#### Entries supplied:
%%

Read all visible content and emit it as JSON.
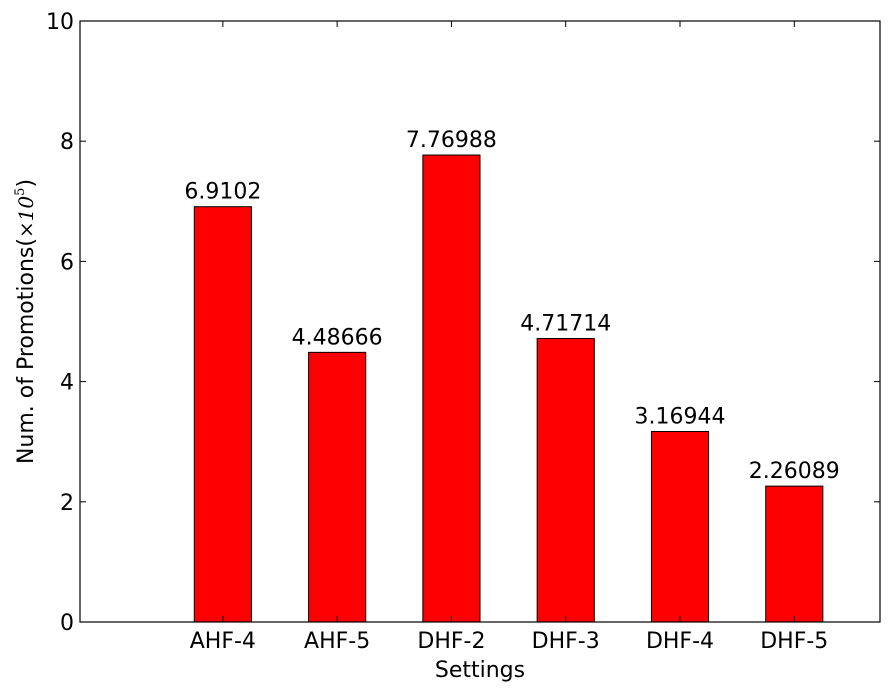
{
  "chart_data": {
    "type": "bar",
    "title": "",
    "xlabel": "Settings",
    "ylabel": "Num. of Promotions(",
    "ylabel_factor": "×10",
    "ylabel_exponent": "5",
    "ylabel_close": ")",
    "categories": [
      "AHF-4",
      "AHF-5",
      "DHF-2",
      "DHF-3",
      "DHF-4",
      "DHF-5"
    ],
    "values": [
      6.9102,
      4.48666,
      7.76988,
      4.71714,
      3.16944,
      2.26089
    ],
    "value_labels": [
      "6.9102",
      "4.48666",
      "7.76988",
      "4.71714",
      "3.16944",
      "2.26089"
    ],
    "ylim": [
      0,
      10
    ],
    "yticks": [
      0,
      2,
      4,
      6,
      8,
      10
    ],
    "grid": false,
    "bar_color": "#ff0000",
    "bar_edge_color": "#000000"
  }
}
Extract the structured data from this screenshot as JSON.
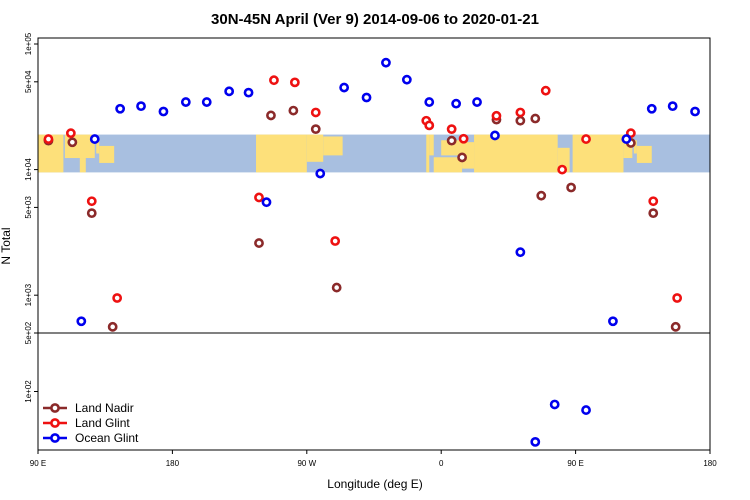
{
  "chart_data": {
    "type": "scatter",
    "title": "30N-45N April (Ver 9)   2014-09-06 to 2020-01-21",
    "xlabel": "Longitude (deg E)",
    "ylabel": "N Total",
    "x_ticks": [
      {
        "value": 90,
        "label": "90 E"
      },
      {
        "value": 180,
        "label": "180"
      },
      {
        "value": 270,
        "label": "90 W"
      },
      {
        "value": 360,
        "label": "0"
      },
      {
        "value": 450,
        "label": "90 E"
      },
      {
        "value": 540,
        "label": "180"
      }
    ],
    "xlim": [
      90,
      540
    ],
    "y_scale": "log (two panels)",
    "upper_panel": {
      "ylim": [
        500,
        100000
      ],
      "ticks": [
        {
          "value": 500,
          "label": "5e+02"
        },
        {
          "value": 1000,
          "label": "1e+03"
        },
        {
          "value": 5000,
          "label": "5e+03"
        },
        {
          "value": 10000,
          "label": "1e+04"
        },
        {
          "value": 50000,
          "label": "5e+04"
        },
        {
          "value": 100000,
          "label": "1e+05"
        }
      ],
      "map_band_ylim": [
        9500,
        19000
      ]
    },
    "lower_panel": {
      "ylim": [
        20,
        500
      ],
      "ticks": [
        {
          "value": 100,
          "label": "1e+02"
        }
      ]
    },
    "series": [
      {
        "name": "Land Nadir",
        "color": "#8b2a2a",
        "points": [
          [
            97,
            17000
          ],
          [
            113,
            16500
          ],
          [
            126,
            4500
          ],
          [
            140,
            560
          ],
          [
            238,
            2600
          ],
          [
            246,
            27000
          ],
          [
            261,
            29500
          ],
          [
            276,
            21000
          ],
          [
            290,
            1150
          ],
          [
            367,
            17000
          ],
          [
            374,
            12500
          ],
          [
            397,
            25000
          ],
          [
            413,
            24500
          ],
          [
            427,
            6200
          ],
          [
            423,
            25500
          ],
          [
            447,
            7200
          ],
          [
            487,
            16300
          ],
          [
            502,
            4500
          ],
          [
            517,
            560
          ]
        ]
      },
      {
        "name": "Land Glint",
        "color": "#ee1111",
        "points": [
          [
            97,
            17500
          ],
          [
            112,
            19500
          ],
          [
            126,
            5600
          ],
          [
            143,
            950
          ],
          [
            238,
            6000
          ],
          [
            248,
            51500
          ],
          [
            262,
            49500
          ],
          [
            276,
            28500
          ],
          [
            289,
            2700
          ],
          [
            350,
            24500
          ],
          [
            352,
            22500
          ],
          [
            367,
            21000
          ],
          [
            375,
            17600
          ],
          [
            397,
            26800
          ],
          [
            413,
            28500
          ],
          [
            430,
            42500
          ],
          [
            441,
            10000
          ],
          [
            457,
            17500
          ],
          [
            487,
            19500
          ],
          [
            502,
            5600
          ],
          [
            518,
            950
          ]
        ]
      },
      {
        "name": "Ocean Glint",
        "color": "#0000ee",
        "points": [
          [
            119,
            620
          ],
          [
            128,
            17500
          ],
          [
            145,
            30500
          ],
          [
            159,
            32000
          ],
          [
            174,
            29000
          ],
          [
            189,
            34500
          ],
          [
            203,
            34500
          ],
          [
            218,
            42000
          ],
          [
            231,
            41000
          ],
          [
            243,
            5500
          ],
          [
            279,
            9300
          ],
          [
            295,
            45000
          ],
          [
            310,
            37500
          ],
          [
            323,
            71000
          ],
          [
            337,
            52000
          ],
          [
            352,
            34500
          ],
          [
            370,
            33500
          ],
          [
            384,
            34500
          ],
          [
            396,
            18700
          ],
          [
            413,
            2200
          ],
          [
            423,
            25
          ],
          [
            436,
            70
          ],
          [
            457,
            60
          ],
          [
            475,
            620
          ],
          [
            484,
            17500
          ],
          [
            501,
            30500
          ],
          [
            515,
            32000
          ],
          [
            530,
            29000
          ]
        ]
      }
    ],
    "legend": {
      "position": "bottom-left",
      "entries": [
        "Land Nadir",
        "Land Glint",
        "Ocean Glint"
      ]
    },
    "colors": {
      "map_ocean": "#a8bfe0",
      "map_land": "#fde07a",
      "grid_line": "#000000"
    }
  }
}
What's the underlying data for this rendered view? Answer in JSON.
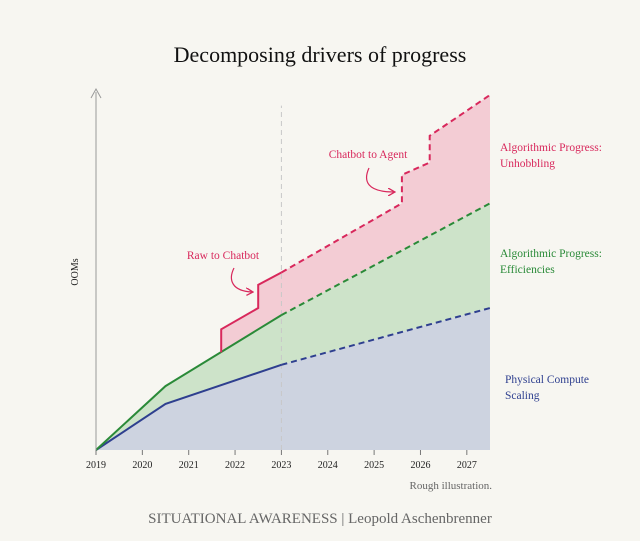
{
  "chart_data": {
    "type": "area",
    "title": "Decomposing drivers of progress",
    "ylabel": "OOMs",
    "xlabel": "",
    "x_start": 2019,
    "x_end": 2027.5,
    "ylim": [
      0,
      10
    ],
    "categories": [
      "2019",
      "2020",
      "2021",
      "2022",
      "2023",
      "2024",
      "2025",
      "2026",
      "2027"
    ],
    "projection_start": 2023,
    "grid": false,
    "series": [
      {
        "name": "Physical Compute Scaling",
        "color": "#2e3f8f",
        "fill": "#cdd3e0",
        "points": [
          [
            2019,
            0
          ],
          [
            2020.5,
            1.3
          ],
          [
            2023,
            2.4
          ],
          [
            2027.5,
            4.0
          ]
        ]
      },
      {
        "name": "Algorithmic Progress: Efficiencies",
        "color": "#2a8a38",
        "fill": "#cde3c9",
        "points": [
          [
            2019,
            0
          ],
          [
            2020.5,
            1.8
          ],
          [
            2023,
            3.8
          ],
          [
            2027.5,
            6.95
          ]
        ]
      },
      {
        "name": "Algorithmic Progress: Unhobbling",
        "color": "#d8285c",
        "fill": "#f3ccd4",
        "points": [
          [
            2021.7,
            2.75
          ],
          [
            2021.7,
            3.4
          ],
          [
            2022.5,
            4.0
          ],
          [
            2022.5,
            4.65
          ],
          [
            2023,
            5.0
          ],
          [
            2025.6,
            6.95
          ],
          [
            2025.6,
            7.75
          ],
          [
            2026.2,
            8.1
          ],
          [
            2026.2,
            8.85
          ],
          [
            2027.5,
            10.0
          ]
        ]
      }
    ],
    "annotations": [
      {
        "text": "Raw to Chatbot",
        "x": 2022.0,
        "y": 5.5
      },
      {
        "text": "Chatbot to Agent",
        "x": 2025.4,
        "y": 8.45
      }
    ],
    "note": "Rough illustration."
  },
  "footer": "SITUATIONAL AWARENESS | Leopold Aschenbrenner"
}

%%

#### Exercise requirements:
Go through the records and copy each line with "Algorithmic" in it.

#### Written answer:
        "name": "Algorithmic Progress: Efficiencies",
        "name": "Algorithmic Progress: Unhobbling",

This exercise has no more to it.